* **Your instructions**
Copy out all of the data below line by line, changing nothing.

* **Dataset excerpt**
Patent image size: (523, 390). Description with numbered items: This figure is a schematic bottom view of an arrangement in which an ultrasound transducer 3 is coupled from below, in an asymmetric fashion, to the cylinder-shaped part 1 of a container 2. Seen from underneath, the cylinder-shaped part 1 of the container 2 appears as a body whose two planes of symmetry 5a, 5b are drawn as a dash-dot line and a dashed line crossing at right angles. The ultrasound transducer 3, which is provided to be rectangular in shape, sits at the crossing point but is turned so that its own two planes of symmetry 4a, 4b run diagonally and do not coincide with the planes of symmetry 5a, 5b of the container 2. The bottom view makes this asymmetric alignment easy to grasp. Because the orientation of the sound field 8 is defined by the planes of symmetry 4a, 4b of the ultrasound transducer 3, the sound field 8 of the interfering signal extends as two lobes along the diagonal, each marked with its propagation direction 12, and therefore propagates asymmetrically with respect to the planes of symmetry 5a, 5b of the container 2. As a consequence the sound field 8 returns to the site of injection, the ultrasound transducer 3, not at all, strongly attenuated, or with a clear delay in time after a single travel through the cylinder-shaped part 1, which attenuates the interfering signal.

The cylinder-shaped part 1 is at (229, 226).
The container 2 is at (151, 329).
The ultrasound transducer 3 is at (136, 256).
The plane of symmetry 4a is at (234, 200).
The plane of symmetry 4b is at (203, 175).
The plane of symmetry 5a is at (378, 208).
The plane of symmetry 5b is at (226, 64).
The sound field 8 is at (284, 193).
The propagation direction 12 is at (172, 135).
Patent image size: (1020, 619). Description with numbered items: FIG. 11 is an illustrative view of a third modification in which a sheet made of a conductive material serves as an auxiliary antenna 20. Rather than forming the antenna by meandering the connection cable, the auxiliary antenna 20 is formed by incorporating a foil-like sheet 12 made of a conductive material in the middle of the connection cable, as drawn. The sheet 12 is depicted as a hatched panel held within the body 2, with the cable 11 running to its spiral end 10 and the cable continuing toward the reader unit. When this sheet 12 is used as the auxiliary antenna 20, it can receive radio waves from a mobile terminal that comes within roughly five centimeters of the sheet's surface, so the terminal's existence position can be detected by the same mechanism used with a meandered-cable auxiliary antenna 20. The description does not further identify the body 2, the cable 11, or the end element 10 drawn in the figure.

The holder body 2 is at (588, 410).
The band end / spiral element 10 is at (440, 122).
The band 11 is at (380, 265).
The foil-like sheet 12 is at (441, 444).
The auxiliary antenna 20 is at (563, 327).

* **Reply to the exercise**
Patent image size: (523, 390). Description with numbered items: This figure is a schematic bottom view of an arrangement in which an ultrasound transducer 3 is coupled from below, in an asymmetric fashion, to the cylinder-shaped part 1 of a container 2. Seen from underneath, the cylinder-shaped part 1 of the container 2 appears as a body whose two planes of symmetry 5a, 5b are drawn as a dash-dot line and a dashed line crossing at right angles. The ultrasound transducer 3, which is provided to be rectangular in shape, sits at the crossing point but is turned so that its own two planes of symmetry 4a, 4b run diagonally and do not coincide with the planes of symmetry 5a, 5b of the container 2. The bottom view makes this asymmetric alignment easy to grasp. Because the orientation of the sound field 8 is defined by the planes of symmetry 4a, 4b of the ultrasound transducer 3, the sound field 8 of the interfering signal extends as two lobes along the diagonal, each marked with its propagation direction 12, and therefore propagates asymmetrically with respect to the planes of symmetry 5a, 5b of the container 2. As a consequence the sound field 8 returns to the site of injection, the ultrasound transducer 3, not at all, strongly attenuated, or with a clear delay in time after a single travel through the cylinder-shaped part 1, which attenuates the interfering signal.

The cylinder-shaped part 1 is at (229, 226).
The container 2 is at (151, 329).
The ultrasound transducer 3 is at (136, 256).
The plane of symmetry 4a is at (234, 200).
The plane of symmetry 4b is at (203, 175).
The plane of symmetry 5a is at (378, 208).
The plane of symmetry 5b is at (226, 64).
The sound field 8 is at (284, 193).
The propagation direction 12 is at (172, 135).
Patent image size: (1020, 619). Description with numbered items: FIG. 11 is an illustrative view of a third modification in which a sheet made of a conductive material serves as an auxiliary antenna 20. Rather than forming the antenna by meandering the connection cable, the auxiliary antenna 20 is formed by incorporating a foil-like sheet 12 made of a conductive material in the middle of the connection cable, as drawn. The sheet 12 is depicted as a hatched panel held within the body 2, with the cable 11 running to its spiral end 10 and the cable continuing toward the reader unit. When this sheet 12 is used as the auxiliary antenna 20, it can receive radio waves from a mobile terminal that comes within roughly five centimeters of the sheet's surface, so the terminal's existence position can be detected by the same mechanism used with a meandered-cable auxiliary antenna 20. The description does not further identify the body 2, the cable 11, or the end element 10 drawn in the figure.

The holder body 2 is at (588, 410).
The band end / spiral element 10 is at (440, 122).
The band 11 is at (380, 265).
The foil-like sheet 12 is at (441, 444).
The auxiliary antenna 20 is at (563, 327).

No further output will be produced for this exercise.